— START EXCERPT PROVIDED —

November 28, 2005

about programming knowledge

Rewriting the old code, written by other programmers, i cannot stop to wonder - why programmers use low level code to work with some things, like files, dirs, strings, ....
There are many libraries, that hide low-level detail from the programmer - this list includes boost, ACE and other libraries. With this libraries i don't want to know on which system i work, what filenames is valid. I can simply write directory iterator and iterate through directory, and don't think about members of DIR structure and other things.
But many programmers simply don't care about using this libraries, they write code with errors, with uggly printf instead of log libraries, etc. things. Good programmer MUST select appropriate instruments and libraries for each project!

November 24, 2005

type detection again

How you can bypass data through most of content filtering systems? In some cases you can just put two symbols 'MZ' in the start of data and your data will detected as DOS/Windows executable. And there is many such tricks to make your data detected as different type

November 22, 2005

black PR in action

In last issue of BYTE Magazine, Russian edition, was published article with comparision of content-filtering systems. This article was published with InfoWatch's (child company of Kaspersky Lab) materials as basis for it. But this article is tightly coupled with our mainstream product -- Dozor-Jet, aka MailBoss.
From this comparision stated, that InfoWatch is the best product for content filtering ;-) Other products, such as, ISS Proventia WebFilter, Clearswift WebSweeper, does not mentioned - only their e-mail analogs. Our product is mentioned with many errors - in article stated, that we does not support PDF's conversion, does not provide different support programms for our customers, etc.
But we have support for PDF (at least - last 3 years), we provide different support programms for customers, etc. We have bigger customers base, than InfoWatch. We have major technical advantage over the InfoWatch's products, such as, content-type detection, more supported formats and so on.

— END EXCERPT PROVIDED —
— START STORED ROWS —

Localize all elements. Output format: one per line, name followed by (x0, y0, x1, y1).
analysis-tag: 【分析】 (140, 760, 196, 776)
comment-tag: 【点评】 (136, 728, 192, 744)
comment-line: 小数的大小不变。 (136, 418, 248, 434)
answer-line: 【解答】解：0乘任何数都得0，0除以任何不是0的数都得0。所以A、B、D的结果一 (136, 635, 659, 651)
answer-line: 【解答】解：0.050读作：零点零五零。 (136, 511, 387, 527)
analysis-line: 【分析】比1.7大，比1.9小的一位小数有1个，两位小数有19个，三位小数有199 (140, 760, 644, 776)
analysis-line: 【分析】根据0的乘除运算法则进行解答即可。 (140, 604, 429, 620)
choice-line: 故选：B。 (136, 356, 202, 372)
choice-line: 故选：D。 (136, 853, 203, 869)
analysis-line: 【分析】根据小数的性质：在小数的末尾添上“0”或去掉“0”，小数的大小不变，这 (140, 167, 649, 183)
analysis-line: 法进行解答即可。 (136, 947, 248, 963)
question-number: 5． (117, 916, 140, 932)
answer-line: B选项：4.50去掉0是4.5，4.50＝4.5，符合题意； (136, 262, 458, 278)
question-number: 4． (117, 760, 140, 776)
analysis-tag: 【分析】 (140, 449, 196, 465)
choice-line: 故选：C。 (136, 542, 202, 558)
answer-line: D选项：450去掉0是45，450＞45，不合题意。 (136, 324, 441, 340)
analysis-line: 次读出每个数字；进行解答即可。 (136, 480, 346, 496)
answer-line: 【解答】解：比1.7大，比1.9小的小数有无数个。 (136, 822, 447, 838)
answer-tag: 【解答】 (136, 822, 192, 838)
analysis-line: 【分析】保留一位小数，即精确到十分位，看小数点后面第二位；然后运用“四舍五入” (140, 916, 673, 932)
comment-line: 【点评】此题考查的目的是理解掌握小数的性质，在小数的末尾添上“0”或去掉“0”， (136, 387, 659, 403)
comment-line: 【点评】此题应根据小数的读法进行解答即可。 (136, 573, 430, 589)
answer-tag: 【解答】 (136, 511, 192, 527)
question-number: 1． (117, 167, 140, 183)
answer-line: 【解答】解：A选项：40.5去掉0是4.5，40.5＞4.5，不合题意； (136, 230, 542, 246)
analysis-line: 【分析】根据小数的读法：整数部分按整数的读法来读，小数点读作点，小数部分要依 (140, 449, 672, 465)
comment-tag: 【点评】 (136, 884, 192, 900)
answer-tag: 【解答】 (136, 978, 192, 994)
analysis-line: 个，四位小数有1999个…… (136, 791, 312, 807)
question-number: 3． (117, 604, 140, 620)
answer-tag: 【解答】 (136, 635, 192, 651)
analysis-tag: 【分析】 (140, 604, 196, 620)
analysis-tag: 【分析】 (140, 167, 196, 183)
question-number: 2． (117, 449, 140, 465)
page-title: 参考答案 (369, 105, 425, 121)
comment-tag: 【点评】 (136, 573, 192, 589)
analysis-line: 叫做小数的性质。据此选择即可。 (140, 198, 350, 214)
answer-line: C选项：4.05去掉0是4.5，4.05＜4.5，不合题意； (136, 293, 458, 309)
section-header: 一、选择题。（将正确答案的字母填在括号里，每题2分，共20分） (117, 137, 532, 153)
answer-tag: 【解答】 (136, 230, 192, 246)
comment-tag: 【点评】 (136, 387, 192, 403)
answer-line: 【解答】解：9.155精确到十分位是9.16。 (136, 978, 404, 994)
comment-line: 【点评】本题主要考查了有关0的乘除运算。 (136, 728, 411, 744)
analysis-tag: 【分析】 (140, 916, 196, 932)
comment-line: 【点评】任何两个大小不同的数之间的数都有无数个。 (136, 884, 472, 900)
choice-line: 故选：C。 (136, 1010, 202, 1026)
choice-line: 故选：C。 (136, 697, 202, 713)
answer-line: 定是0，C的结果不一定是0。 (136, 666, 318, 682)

— END STORED ROWS —

Repeat, word for word, the portion of the blog posts on programming and content filtering that opens with the words containing "But many programmers" and closes with "for each project!".

* **TASK ANSWER**:
But many programmers simply don't care about using this libraries, they write code with errors, with uggly printf instead of log libraries, etc. things. Good programmer MUST select appropriate instruments and libraries for each project!